Data supplied:
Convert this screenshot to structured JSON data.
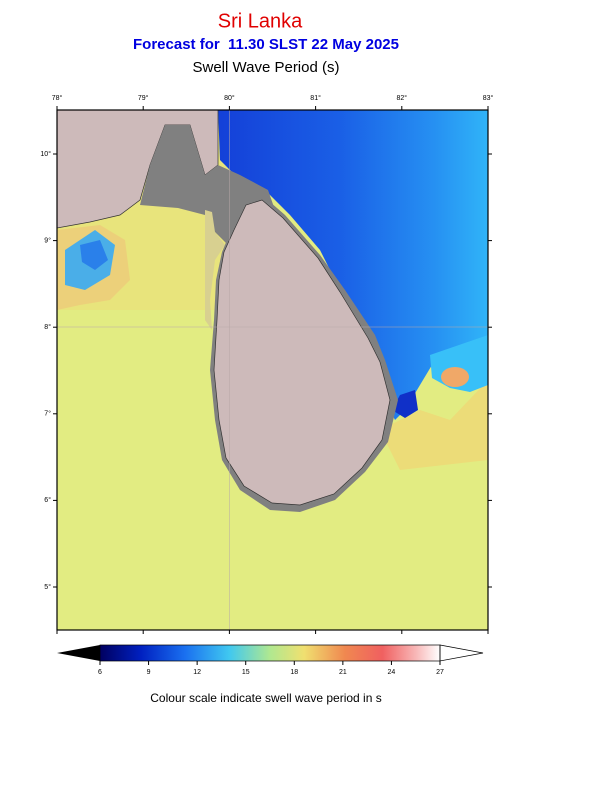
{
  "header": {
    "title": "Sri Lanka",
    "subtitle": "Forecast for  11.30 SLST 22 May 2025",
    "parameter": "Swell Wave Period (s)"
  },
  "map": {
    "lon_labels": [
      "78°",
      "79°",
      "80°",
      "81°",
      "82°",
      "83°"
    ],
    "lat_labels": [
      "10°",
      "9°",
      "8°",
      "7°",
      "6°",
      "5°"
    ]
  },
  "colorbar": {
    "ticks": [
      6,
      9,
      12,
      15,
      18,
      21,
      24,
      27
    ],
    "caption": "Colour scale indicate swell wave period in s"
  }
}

--

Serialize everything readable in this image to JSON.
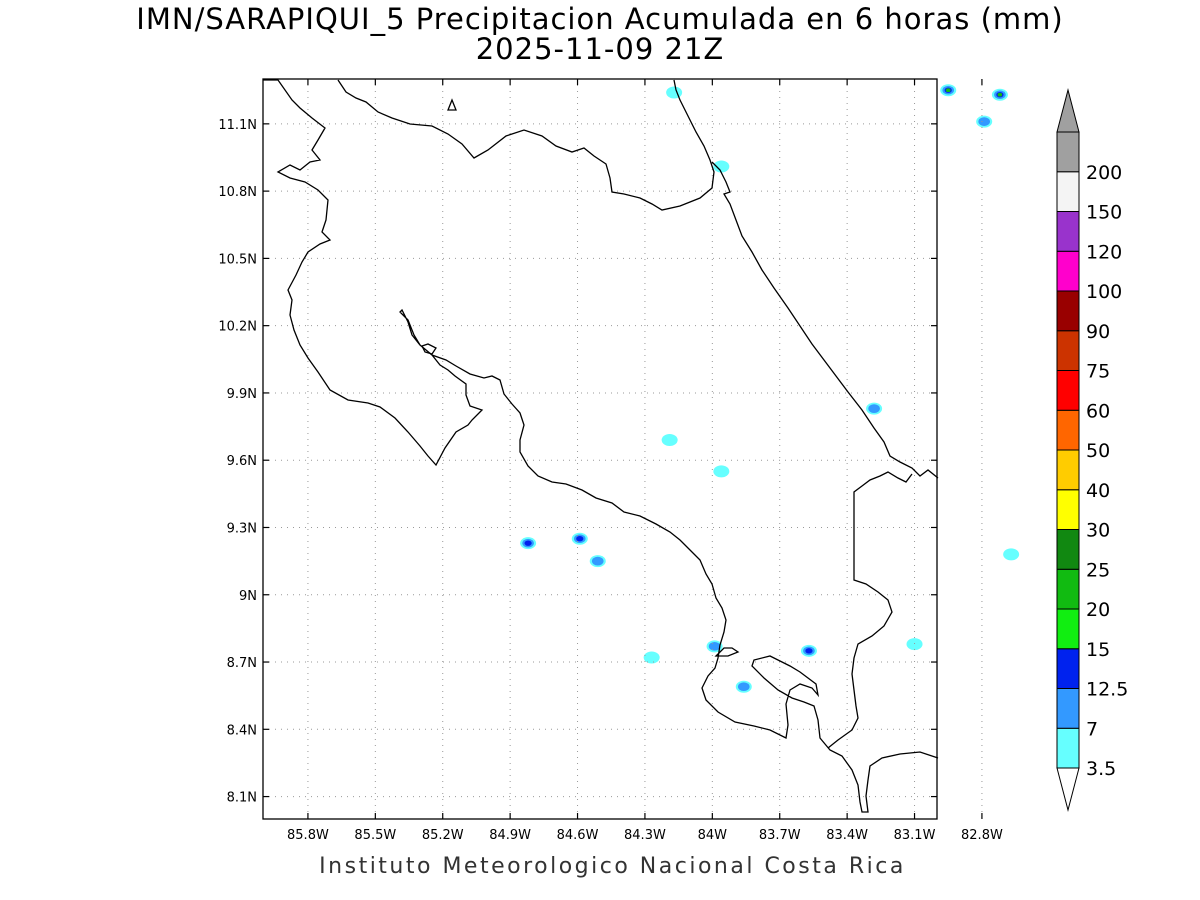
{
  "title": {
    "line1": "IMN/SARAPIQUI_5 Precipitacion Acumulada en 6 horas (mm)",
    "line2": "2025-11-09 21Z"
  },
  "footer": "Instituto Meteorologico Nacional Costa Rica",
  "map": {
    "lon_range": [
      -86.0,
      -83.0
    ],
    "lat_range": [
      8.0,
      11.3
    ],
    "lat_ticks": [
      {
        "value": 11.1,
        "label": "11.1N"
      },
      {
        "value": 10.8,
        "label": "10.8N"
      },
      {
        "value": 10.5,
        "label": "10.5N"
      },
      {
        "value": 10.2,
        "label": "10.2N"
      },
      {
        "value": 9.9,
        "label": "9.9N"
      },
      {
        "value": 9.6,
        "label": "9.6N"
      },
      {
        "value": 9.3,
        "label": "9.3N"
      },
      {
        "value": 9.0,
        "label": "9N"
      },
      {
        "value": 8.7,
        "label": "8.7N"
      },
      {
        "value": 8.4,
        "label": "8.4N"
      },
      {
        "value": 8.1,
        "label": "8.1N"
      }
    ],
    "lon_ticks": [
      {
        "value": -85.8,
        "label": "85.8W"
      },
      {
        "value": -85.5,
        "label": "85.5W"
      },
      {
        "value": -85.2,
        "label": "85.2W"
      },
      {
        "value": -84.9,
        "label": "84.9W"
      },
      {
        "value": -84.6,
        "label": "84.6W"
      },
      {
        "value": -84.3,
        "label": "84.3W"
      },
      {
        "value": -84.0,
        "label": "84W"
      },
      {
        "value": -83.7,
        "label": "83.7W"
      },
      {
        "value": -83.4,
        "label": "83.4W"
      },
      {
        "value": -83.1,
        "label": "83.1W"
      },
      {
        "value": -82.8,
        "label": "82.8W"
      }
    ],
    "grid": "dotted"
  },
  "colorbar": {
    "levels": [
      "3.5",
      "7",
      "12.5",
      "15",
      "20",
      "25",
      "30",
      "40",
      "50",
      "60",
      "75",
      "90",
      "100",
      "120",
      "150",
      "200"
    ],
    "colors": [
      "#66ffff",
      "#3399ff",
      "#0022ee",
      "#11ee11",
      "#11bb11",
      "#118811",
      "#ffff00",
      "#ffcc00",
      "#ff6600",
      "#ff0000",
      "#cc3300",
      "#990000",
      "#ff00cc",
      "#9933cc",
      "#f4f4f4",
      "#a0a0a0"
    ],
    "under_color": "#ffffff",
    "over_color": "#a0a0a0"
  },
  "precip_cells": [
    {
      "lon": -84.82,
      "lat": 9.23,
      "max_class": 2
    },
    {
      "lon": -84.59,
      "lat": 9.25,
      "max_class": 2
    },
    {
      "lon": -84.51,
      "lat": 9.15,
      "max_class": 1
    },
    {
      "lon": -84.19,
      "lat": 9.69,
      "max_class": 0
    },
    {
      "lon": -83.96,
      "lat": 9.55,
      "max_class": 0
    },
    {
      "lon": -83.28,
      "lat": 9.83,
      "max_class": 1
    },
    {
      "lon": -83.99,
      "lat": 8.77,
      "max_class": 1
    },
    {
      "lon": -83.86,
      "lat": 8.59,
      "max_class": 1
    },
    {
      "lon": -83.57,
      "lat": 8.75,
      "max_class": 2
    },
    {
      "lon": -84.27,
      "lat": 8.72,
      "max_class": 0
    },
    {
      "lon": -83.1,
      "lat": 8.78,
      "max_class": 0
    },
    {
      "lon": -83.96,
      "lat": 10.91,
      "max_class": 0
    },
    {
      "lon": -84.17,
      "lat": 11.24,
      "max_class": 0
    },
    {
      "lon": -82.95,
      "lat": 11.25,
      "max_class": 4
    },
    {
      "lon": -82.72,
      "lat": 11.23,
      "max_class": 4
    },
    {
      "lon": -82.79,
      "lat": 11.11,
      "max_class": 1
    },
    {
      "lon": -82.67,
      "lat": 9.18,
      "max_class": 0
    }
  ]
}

Short problem:
Only the count is wanted: report how many lines of the material above hold the word "JSON".

Result of this task:
2